**MATERIAL SUPPLIED**
::::
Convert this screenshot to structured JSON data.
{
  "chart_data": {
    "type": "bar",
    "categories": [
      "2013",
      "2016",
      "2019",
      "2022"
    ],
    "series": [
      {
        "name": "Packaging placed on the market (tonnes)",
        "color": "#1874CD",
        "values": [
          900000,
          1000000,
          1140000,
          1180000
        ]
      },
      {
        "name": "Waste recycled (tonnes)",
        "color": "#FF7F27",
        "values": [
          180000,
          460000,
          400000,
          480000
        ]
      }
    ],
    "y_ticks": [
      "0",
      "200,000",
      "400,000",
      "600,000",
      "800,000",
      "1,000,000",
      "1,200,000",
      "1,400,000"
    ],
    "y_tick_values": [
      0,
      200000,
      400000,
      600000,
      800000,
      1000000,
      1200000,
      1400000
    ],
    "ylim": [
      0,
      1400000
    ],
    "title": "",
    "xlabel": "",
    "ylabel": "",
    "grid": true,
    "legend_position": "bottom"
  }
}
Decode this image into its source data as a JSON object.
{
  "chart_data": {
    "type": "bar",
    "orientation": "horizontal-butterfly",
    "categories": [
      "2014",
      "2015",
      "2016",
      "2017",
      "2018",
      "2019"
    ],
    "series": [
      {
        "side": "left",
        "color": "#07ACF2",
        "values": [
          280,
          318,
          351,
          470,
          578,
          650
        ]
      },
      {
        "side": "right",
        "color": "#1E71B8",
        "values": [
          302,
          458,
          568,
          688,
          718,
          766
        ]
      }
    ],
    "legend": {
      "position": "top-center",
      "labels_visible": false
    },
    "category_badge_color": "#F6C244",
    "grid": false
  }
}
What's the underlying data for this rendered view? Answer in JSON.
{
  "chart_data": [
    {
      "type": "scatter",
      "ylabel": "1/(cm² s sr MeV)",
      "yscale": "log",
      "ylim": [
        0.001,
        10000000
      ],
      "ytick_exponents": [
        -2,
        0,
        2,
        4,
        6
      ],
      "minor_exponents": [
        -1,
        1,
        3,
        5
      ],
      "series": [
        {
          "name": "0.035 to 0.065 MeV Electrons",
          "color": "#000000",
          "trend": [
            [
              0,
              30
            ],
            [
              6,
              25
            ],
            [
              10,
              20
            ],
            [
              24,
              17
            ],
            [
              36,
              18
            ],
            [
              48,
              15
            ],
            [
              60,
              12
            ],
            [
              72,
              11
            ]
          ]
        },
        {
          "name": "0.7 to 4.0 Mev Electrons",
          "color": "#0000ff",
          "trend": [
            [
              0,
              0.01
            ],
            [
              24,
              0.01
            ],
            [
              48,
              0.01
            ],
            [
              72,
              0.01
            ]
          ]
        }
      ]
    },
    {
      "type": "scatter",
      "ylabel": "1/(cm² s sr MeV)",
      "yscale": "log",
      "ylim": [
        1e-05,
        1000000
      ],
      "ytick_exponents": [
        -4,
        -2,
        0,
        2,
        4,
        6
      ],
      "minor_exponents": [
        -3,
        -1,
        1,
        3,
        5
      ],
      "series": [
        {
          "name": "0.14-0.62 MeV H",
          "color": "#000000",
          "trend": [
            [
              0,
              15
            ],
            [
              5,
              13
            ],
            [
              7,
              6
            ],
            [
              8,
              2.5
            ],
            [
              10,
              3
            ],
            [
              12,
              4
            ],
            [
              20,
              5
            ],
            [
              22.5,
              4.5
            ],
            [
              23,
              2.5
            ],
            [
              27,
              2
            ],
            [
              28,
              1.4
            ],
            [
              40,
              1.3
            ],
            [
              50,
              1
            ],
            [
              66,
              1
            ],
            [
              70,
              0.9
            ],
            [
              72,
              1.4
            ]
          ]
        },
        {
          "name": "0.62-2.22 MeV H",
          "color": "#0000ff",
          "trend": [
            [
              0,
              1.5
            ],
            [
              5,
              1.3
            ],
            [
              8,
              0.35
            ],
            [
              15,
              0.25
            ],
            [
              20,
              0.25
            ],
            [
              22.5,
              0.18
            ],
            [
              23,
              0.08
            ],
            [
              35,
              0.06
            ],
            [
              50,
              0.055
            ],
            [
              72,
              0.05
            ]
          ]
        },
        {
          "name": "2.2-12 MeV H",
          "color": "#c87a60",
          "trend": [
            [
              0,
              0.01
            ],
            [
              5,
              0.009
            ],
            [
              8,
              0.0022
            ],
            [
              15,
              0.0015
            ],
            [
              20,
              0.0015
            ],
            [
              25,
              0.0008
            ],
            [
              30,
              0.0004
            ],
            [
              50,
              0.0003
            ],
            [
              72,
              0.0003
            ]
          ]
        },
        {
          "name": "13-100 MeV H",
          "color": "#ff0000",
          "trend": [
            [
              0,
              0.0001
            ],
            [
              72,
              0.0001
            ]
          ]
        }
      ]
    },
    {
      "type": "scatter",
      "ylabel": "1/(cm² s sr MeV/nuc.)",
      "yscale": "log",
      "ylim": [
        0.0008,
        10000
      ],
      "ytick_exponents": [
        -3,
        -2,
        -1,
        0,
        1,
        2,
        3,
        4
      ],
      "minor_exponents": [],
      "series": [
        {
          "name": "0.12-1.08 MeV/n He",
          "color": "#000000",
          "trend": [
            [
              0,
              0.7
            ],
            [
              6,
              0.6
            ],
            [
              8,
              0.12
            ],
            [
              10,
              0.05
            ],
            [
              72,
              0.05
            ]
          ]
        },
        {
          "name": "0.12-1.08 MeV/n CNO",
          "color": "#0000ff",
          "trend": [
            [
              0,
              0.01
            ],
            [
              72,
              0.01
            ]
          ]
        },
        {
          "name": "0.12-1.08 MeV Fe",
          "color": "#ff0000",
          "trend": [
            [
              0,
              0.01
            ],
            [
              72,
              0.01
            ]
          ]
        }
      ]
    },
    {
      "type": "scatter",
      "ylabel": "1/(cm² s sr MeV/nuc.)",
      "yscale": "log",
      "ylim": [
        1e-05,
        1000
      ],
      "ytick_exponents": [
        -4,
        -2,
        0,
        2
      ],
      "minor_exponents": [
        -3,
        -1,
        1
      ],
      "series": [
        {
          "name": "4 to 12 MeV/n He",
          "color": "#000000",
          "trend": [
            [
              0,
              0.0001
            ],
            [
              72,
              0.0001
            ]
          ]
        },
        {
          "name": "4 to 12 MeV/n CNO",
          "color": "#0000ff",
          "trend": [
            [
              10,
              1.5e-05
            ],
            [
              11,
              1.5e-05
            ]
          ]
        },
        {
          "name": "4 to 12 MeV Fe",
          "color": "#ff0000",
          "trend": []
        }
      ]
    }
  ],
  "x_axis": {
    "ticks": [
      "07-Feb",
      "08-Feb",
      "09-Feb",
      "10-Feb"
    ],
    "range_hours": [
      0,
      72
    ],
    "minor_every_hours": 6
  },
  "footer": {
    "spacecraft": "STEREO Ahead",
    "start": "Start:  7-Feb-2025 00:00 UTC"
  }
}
::::
**BRIEF**
Copy all the lines, exactly.

**WRITTEN RESPONSE**
Convert this screenshot to structured JSON data.
{
  "chart_data": {
    "type": "bar",
    "categories": [
      "2013",
      "2016",
      "2019",
      "2022"
    ],
    "series": [
      {
        "name": "Packaging placed on the market (tonnes)",
        "color": "#1874CD",
        "values": [
          900000,
          1000000,
          1140000,
          1180000
        ]
      },
      {
        "name": "Waste recycled (tonnes)",
        "color": "#FF7F27",
        "values": [
          180000,
          460000,
          400000,
          480000
        ]
      }
    ],
    "y_ticks": [
      "0",
      "200,000",
      "400,000",
      "600,000",
      "800,000",
      "1,000,000",
      "1,200,000",
      "1,400,000"
    ],
    "y_tick_values": [
      0,
      200000,
      400000,
      600000,
      800000,
      1000000,
      1200000,
      1400000
    ],
    "ylim": [
      0,
      1400000
    ],
    "title": "",
    "xlabel": "",
    "ylabel": "",
    "grid": true,
    "legend_position": "bottom"
  }
}
Decode this image into its source data as a JSON object.
{
  "chart_data": {
    "type": "bar",
    "orientation": "horizontal-butterfly",
    "categories": [
      "2014",
      "2015",
      "2016",
      "2017",
      "2018",
      "2019"
    ],
    "series": [
      {
        "side": "left",
        "color": "#07ACF2",
        "values": [
          280,
          318,
          351,
          470,
          578,
          650
        ]
      },
      {
        "side": "right",
        "color": "#1E71B8",
        "values": [
          302,
          458,
          568,
          688,
          718,
          766
        ]
      }
    ],
    "legend": {
      "position": "top-center",
      "labels_visible": false
    },
    "category_badge_color": "#F6C244",
    "grid": false
  }
}
What's the underlying data for this rendered view? Answer in JSON.
{
  "chart_data": [
    {
      "type": "scatter",
      "ylabel": "1/(cm² s sr MeV)",
      "yscale": "log",
      "ylim": [
        0.001,
        10000000
      ],
      "ytick_exponents": [
        -2,
        0,
        2,
        4,
        6
      ],
      "minor_exponents": [
        -1,
        1,
        3,
        5
      ],
      "series": [
        {
          "name": "0.035 to 0.065 MeV Electrons",
          "color": "#000000",
          "trend": [
            [
              0,
              30
            ],
            [
              6,
              25
            ],
            [
              10,
              20
            ],
            [
              24,
              17
            ],
            [
              36,
              18
            ],
            [
              48,
              15
            ],
            [
              60,
              12
            ],
            [
              72,
              11
            ]
          ]
        },
        {
          "name": "0.7 to 4.0 Mev Electrons",
          "color": "#0000ff",
          "trend": [
            [
              0,
              0.01
            ],
            [
              24,
              0.01
            ],
            [
              48,
              0.01
            ],
            [
              72,
              0.01
            ]
          ]
        }
      ]
    },
    {
      "type": "scatter",
      "ylabel": "1/(cm² s sr MeV)",
      "yscale": "log",
      "ylim": [
        1e-05,
        1000000
      ],
      "ytick_exponents": [
        -4,
        -2,
        0,
        2,
        4,
        6
      ],
      "minor_exponents": [
        -3,
        -1,
        1,
        3,
        5
      ],
      "series": [
        {
          "name": "0.14-0.62 MeV H",
          "color": "#000000",
          "trend": [
            [
              0,
              15
            ],
            [
              5,
              13
            ],
            [
              7,
              6
            ],
            [
              8,
              2.5
            ],
            [
              10,
              3
            ],
            [
              12,
              4
            ],
            [
              20,
              5
            ],
            [
              22.5,
              4.5
            ],
            [
              23,
              2.5
            ],
            [
              27,
              2
            ],
            [
              28,
              1.4
            ],
            [
              40,
              1.3
            ],
            [
              50,
              1
            ],
            [
              66,
              1
            ],
            [
              70,
              0.9
            ],
            [
              72,
              1.4
            ]
          ]
        },
        {
          "name": "0.62-2.22 MeV H",
          "color": "#0000ff",
          "trend": [
            [
              0,
              1.5
            ],
            [
              5,
              1.3
            ],
            [
              8,
              0.35
            ],
            [
              15,
              0.25
            ],
            [
              20,
              0.25
            ],
            [
              22.5,
              0.18
            ],
            [
              23,
              0.08
            ],
            [
              35,
              0.06
            ],
            [
              50,
              0.055
            ],
            [
              72,
              0.05
            ]
          ]
        },
        {
          "name": "2.2-12 MeV H",
          "color": "#c87a60",
          "trend": [
            [
              0,
              0.01
            ],
            [
              5,
              0.009
            ],
            [
              8,
              0.0022
            ],
            [
              15,
              0.0015
            ],
            [
              20,
              0.0015
            ],
            [
              25,
              0.0008
            ],
            [
              30,
              0.0004
            ],
            [
              50,
              0.0003
            ],
            [
              72,
              0.0003
            ]
          ]
        },
        {
          "name": "13-100 MeV H",
          "color": "#ff0000",
          "trend": [
            [
              0,
              0.0001
            ],
            [
              72,
              0.0001
            ]
          ]
        }
      ]
    },
    {
      "type": "scatter",
      "ylabel": "1/(cm² s sr MeV/nuc.)",
      "yscale": "log",
      "ylim": [
        0.0008,
        10000
      ],
      "ytick_exponents": [
        -3,
        -2,
        -1,
        0,
        1,
        2,
        3,
        4
      ],
      "minor_exponents": [],
      "series": [
        {
          "name": "0.12-1.08 MeV/n He",
          "color": "#000000",
          "trend": [
            [
              0,
              0.7
            ],
            [
              6,
              0.6
            ],
            [
              8,
              0.12
            ],
            [
              10,
              0.05
            ],
            [
              72,
              0.05
            ]
          ]
        },
        {
          "name": "0.12-1.08 MeV/n CNO",
          "color": "#0000ff",
          "trend": [
            [
              0,
              0.01
            ],
            [
              72,
              0.01
            ]
          ]
        },
        {
          "name": "0.12-1.08 MeV Fe",
          "color": "#ff0000",
          "trend": [
            [
              0,
              0.01
            ],
            [
              72,
              0.01
            ]
          ]
        }
      ]
    },
    {
      "type": "scatter",
      "ylabel": "1/(cm² s sr MeV/nuc.)",
      "yscale": "log",
      "ylim": [
        1e-05,
        1000
      ],
      "ytick_exponents": [
        -4,
        -2,
        0,
        2
      ],
      "minor_exponents": [
        -3,
        -1,
        1
      ],
      "series": [
        {
          "name": "4 to 12 MeV/n He",
          "color": "#000000",
          "trend": [
            [
              0,
              0.0001
            ],
            [
              72,
              0.0001
            ]
          ]
        },
        {
          "name": "4 to 12 MeV/n CNO",
          "color": "#0000ff",
          "trend": [
            [
              10,
              1.5e-05
            ],
            [
              11,
              1.5e-05
            ]
          ]
        },
        {
          "name": "4 to 12 MeV Fe",
          "color": "#ff0000",
          "trend": []
        }
      ]
    }
  ],
  "x_axis": {
    "ticks": [
      "07-Feb",
      "08-Feb",
      "09-Feb",
      "10-Feb"
    ],
    "range_hours": [
      0,
      72
    ],
    "minor_every_hours": 6
  },
  "footer": {
    "spacecraft": "STEREO Ahead",
    "start": "Start:  7-Feb-2025 00:00 UTC"
  }
}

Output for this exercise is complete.